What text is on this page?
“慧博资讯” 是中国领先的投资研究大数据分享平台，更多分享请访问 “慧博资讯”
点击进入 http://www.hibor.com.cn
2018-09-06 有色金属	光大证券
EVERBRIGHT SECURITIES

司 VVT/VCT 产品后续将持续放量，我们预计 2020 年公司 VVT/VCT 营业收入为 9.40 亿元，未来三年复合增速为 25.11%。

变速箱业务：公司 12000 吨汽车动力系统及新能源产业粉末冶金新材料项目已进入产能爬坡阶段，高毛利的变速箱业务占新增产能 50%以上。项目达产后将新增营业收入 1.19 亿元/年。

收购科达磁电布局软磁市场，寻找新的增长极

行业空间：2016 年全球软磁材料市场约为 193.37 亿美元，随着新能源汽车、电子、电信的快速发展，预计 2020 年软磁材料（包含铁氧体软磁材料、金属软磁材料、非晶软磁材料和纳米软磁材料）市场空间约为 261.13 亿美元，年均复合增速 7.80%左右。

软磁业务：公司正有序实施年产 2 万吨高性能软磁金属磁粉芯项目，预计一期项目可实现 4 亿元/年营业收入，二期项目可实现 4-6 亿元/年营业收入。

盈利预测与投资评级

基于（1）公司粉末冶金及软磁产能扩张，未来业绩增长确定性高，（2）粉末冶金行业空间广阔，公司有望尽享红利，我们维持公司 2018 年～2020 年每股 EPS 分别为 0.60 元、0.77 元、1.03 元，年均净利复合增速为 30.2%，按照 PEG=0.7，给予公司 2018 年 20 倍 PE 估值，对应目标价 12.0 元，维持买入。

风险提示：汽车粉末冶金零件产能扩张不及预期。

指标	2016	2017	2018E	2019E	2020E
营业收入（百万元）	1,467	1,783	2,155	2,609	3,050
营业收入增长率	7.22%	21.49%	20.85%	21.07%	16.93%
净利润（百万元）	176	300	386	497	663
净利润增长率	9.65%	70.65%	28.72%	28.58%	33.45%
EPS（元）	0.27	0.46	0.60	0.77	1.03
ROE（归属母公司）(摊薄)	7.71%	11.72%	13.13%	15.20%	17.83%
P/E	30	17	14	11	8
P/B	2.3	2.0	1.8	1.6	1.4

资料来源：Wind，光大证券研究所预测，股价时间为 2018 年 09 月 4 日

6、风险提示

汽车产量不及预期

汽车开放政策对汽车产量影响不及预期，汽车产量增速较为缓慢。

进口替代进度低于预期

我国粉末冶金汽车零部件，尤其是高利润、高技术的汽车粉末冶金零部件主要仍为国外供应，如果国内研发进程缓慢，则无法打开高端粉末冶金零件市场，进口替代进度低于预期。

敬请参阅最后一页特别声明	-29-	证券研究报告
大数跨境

□ □ □ □ □ □ □

Written request — Please restate the data word for word, every record included.

Written response —
What text is on this page?
“慧博资讯” 是中国领先的投资研究大数据分享平台，更多分享请访问 “慧博资讯”
点击进入 http://www.hibor.com.cn
2018-09-06 有色金属	光大证券
EVERBRIGHT SECURITIES

司 VVT/VCT 产品后续将持续放量，我们预计 2020 年公司 VVT/VCT 营业收入为 9.40 亿元，未来三年复合增速为 25.11%。

变速箱业务：公司 12000 吨汽车动力系统及新能源产业粉末冶金新材料项目已进入产能爬坡阶段，高毛利的变速箱业务占新增产能 50%以上。项目达产后将新增营业收入 1.19 亿元/年。

收购科达磁电布局软磁市场，寻找新的增长极

行业空间：2016 年全球软磁材料市场约为 193.37 亿美元，随着新能源汽车、电子、电信的快速发展，预计 2020 年软磁材料（包含铁氧体软磁材料、金属软磁材料、非晶软磁材料和纳米软磁材料）市场空间约为 261.13 亿美元，年均复合增速 7.80%左右。

软磁业务：公司正有序实施年产 2 万吨高性能软磁金属磁粉芯项目，预计一期项目可实现 4 亿元/年营业收入，二期项目可实现 4-6 亿元/年营业收入。

盈利预测与投资评级

基于（1）公司粉末冶金及软磁产能扩张，未来业绩增长确定性高，（2）粉末冶金行业空间广阔，公司有望尽享红利，我们维持公司 2018 年～2020 年每股 EPS 分别为 0.60 元、0.77 元、1.03 元，年均净利复合增速为 30.2%，按照 PEG=0.7，给予公司 2018 年 20 倍 PE 估值，对应目标价 12.0 元，维持买入。

风险提示：汽车粉末冶金零件产能扩张不及预期。

指标	2016	2017	2018E	2019E	2020E
营业收入（百万元）	1,467	1,783	2,155	2,609	3,050
营业收入增长率	7.22%	21.49%	20.85%	21.07%	16.93%
净利润（百万元）	176	300	386	497	663
净利润增长率	9.65%	70.65%	28.72%	28.58%	33.45%
EPS（元）	0.27	0.46	0.60	0.77	1.03
ROE（归属母公司）(摊薄)	7.71%	11.72%	13.13%	15.20%	17.83%
P/E	30	17	14	11	8
P/B	2.3	2.0	1.8	1.6	1.4

资料来源：Wind，光大证券研究所预测，股价时间为 2018 年 09 月 4 日

6、风险提示

汽车产量不及预期

汽车开放政策对汽车产量影响不及预期，汽车产量增速较为缓慢。

进口替代进度低于预期

我国粉末冶金汽车零部件，尤其是高利润、高技术的汽车粉末冶金零部件主要仍为国外供应，如果国内研发进程缓慢，则无法打开高端粉末冶金零件市场，进口替代进度低于预期。

敬请参阅最后一页特别声明	-29-	证券研究报告
大数跨境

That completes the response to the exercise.